_INPUT_
— Start —

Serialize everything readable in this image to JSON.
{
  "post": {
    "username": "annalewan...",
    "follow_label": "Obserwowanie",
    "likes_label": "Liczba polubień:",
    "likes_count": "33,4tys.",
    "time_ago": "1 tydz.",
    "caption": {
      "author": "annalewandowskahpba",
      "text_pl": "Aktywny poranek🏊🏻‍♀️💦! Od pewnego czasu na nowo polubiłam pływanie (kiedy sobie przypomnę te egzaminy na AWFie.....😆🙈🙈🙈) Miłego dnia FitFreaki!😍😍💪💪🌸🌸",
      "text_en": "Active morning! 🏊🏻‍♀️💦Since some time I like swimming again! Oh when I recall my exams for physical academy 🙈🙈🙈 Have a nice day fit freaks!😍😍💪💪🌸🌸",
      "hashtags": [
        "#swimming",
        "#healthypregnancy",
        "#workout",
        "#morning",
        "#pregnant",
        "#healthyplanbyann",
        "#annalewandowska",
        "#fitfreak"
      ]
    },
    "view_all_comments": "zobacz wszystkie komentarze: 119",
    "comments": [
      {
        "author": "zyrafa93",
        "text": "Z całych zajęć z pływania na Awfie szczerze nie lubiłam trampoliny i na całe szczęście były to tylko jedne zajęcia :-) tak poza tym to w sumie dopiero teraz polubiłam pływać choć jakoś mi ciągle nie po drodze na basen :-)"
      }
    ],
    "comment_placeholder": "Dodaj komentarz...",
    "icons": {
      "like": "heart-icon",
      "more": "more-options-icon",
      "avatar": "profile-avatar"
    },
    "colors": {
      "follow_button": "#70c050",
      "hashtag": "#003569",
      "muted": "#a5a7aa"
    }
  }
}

— End —

_WHAT TO DO_
Nothing in the data may differ; print all of it exactly as written.

_SOLUTION TO THIS PROBLEM_
Serialize everything readable in this image to JSON.
{
  "post": {
    "username": "annalewan...",
    "follow_label": "Obserwowanie",
    "likes_label": "Liczba polubień:",
    "likes_count": "33,4tys.",
    "time_ago": "1 tydz.",
    "caption": {
      "author": "annalewandowskahpba",
      "text_pl": "Aktywny poranek🏊🏻‍♀️💦! Od pewnego czasu na nowo polubiłam pływanie (kiedy sobie przypomnę te egzaminy na AWFie.....😆🙈🙈🙈) Miłego dnia FitFreaki!😍😍💪💪🌸🌸",
      "text_en": "Active morning! 🏊🏻‍♀️💦Since some time I like swimming again! Oh when I recall my exams for physical academy 🙈🙈🙈 Have a nice day fit freaks!😍😍💪💪🌸🌸",
      "hashtags": [
        "#swimming",
        "#healthypregnancy",
        "#workout",
        "#morning",
        "#pregnant",
        "#healthyplanbyann",
        "#annalewandowska",
        "#fitfreak"
      ]
    },
    "view_all_comments": "zobacz wszystkie komentarze: 119",
    "comments": [
      {
        "author": "zyrafa93",
        "text": "Z całych zajęć z pływania na Awfie szczerze nie lubiłam trampoliny i na całe szczęście były to tylko jedne zajęcia :-) tak poza tym to w sumie dopiero teraz polubiłam pływać choć jakoś mi ciągle nie po drodze na basen :-)"
      }
    ],
    "comment_placeholder": "Dodaj komentarz...",
    "icons": {
      "like": "heart-icon",
      "more": "more-options-icon",
      "avatar": "profile-avatar"
    },
    "colors": {
      "follow_button": "#70c050",
      "hashtag": "#003569",
      "muted": "#a5a7aa"
    }
  }
}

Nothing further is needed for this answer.